[Raw records]
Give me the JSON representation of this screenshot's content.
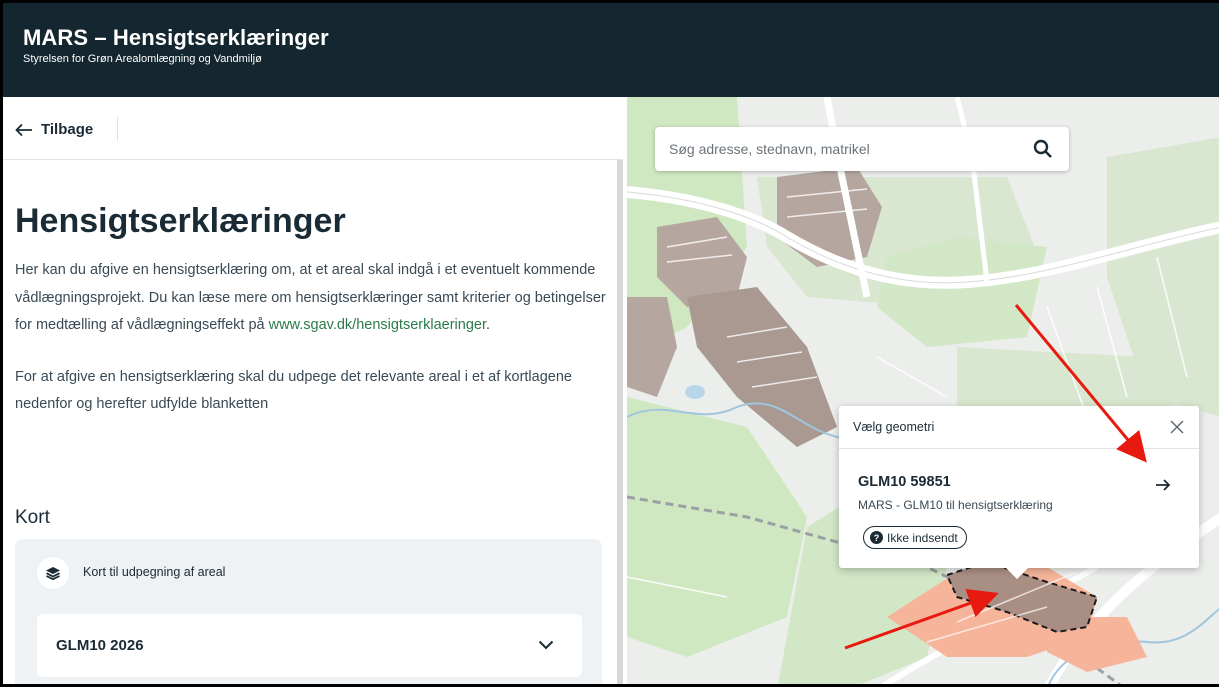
{
  "header": {
    "title": "MARS – Hensigtserklæringer",
    "subtitle": "Styrelsen for Grøn Arealomlægning og Vandmiljø"
  },
  "nav": {
    "back_label": "Tilbage"
  },
  "main": {
    "title": "Hensigtserklæringer",
    "intro_text": "Her kan du afgive en hensigtserklæring om, at et areal skal indgå i et eventuelt kommende vådlægningsprojekt. Du kan læse mere om hensigtserklæringer samt kriterier og betingelser for medtælling af vådlægningseffekt på ",
    "intro_link": "www.sgav.dk/hensigtserklaeringer",
    "intro_end": ".",
    "instruction": "For at afgive en hensigtserklæring skal du udpege det relevante areal i et af kortlagene nedenfor og herefter udfylde blanketten",
    "section_title": "Kort",
    "card_label": "Kort til udpegning af areal",
    "selected_layer": "GLM10 2026"
  },
  "map": {
    "search_placeholder": "Søg adresse, stednavn, matrikel",
    "popup": {
      "title": "Vælg geometri",
      "item_title": "GLM10 59851",
      "item_subtitle": "MARS - GLM10 til hensigtserklæring",
      "status": "Ikke indsendt"
    }
  },
  "colors": {
    "header_bg": "#14262f",
    "link": "#2b7a4b",
    "annotation_arrow": "#e8190f",
    "selected_parcel": "#a98e84",
    "parcel": "#f6b59a"
  },
  "icons": [
    "arrow-left-icon",
    "layers-icon",
    "chevron-down-icon",
    "search-icon",
    "close-icon",
    "arrow-right-icon",
    "question-icon"
  ]
}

TASK TO CARRY OUT
In the listing, find all lines with the string "MARS" and copy them.

RESPONSE
    "title": "MARS – Hensigtserklæringer",
      "item_subtitle": "MARS - GLM10 til hensigtserklæring",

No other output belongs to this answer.